• _Excerpted records_:
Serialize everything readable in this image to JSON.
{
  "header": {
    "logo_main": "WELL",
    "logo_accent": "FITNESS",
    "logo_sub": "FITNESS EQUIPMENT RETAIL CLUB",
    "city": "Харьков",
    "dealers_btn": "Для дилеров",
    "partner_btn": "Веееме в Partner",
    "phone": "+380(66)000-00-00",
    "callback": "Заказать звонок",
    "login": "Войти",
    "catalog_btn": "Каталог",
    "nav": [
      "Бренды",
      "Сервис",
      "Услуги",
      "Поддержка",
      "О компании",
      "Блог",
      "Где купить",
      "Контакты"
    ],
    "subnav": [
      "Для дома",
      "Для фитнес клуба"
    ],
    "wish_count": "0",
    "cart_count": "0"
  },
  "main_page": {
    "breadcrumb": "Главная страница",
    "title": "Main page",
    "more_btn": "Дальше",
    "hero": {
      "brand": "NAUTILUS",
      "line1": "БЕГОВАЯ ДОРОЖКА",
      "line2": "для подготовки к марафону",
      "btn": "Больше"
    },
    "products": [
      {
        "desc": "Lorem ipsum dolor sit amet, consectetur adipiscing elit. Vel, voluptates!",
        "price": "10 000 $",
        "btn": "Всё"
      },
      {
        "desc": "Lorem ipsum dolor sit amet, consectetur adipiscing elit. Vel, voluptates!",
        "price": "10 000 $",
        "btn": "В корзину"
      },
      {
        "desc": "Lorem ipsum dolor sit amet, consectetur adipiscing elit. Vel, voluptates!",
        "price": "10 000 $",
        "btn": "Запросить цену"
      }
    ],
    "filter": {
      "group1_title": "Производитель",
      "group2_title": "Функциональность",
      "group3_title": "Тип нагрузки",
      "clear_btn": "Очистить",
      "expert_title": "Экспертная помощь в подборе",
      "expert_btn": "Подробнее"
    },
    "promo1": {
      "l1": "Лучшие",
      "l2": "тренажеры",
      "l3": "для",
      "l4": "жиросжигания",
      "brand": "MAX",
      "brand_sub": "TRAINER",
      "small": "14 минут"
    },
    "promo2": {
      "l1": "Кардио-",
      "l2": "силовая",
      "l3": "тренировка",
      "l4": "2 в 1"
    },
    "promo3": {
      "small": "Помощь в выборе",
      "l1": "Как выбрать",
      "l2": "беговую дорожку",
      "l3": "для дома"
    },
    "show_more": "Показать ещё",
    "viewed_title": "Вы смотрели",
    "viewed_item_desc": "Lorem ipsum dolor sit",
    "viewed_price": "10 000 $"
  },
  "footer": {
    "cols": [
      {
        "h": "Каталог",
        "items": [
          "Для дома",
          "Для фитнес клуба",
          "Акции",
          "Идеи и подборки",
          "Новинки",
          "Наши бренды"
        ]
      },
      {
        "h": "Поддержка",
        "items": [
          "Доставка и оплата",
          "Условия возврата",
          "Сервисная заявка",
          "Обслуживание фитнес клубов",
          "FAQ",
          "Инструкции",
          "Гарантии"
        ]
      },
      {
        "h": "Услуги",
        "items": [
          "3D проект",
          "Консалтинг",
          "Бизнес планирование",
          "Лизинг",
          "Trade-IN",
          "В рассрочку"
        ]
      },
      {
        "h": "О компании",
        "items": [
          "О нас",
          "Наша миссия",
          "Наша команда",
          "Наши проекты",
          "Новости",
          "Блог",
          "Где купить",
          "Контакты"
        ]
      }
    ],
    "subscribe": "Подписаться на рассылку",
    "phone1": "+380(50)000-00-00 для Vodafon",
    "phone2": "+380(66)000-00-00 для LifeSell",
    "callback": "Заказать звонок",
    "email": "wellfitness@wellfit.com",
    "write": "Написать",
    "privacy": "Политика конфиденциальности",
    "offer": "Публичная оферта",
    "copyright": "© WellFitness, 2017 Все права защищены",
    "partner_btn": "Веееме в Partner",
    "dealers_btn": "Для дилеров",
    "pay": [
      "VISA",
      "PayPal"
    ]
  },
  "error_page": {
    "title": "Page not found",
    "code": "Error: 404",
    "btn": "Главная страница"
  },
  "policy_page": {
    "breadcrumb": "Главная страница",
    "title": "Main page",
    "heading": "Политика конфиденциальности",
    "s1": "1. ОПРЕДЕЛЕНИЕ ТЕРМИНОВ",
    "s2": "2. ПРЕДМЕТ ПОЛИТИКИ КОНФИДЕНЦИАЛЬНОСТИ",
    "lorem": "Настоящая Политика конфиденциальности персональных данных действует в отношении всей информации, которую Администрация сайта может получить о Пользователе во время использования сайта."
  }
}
--
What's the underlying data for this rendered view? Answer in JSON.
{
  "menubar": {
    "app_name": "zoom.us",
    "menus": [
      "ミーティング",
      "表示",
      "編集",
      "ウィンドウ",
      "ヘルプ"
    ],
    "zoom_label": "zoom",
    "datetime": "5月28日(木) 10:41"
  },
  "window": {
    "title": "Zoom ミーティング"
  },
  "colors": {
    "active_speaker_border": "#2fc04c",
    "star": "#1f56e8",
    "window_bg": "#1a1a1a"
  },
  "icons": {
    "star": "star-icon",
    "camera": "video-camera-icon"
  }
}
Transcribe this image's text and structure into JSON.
==
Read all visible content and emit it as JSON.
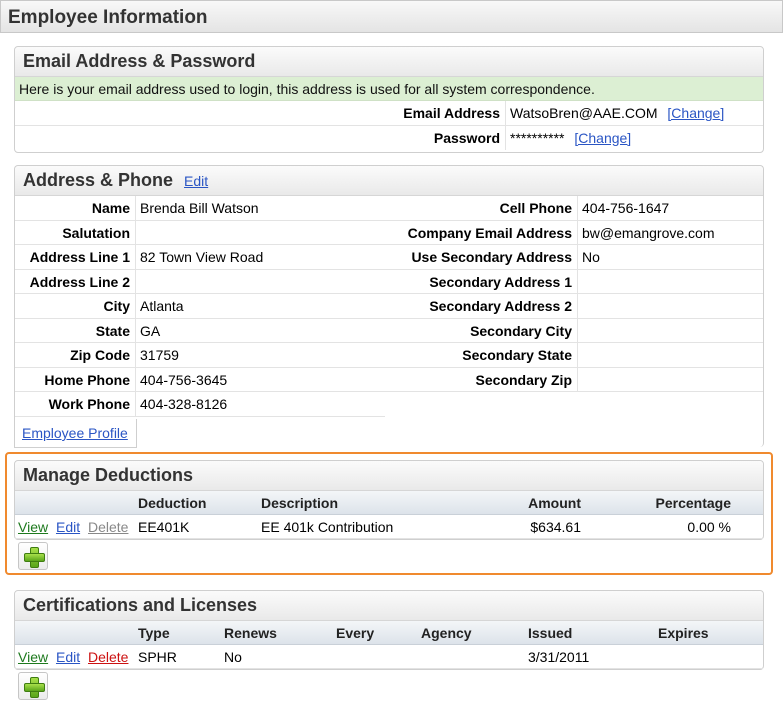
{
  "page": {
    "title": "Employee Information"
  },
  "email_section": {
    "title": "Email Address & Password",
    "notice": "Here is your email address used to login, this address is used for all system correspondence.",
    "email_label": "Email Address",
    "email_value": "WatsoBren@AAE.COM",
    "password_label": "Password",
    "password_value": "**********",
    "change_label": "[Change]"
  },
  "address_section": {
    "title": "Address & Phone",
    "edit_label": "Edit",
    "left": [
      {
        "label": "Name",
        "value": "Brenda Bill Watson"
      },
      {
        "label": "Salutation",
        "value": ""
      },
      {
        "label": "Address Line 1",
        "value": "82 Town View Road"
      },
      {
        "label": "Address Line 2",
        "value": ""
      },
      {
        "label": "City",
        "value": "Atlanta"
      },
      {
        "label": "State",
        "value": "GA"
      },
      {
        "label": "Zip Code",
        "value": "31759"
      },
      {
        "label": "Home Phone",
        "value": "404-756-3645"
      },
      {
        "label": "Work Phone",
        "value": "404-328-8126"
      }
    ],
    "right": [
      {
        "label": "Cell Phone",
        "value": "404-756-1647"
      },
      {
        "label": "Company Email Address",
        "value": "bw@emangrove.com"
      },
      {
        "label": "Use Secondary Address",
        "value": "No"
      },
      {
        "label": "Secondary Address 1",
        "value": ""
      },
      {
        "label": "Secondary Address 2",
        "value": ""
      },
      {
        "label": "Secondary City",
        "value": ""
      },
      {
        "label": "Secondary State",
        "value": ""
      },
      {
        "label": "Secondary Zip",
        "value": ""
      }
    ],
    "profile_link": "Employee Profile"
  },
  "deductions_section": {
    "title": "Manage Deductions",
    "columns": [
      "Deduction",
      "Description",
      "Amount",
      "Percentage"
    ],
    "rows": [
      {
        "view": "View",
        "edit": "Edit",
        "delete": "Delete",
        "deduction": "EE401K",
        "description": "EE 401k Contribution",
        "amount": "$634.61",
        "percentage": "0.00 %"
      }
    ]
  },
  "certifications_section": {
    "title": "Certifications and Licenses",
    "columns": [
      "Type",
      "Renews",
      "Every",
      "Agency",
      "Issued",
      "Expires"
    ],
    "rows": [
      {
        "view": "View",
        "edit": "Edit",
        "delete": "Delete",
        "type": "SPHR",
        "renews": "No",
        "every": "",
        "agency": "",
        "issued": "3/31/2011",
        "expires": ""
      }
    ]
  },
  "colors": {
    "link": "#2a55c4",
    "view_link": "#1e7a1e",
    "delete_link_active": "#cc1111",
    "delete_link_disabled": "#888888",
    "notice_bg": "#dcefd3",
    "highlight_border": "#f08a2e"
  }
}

• _Written exercise_:
In the listing above, locate the line containing "What's the underlying" and the line containing "Transcribe this image's". Extract those two lines and every line between them, exactly as written, and only those.

• _Exercise output_:
What's the underlying data for this rendered view? Answer in JSON.
{
  "menubar": {
    "app_name": "zoom.us",
    "menus": [
      "ミーティング",
      "表示",
      "編集",
      "ウィンドウ",
      "ヘルプ"
    ],
    "zoom_label": "zoom",
    "datetime": "5月28日(木) 10:41"
  },
  "window": {
    "title": "Zoom ミーティング"
  },
  "colors": {
    "active_speaker_border": "#2fc04c",
    "star": "#1f56e8",
    "window_bg": "#1a1a1a"
  },
  "icons": {
    "star": "star-icon",
    "camera": "video-camera-icon"
  }
}
Transcribe this image's text and structure into JSON.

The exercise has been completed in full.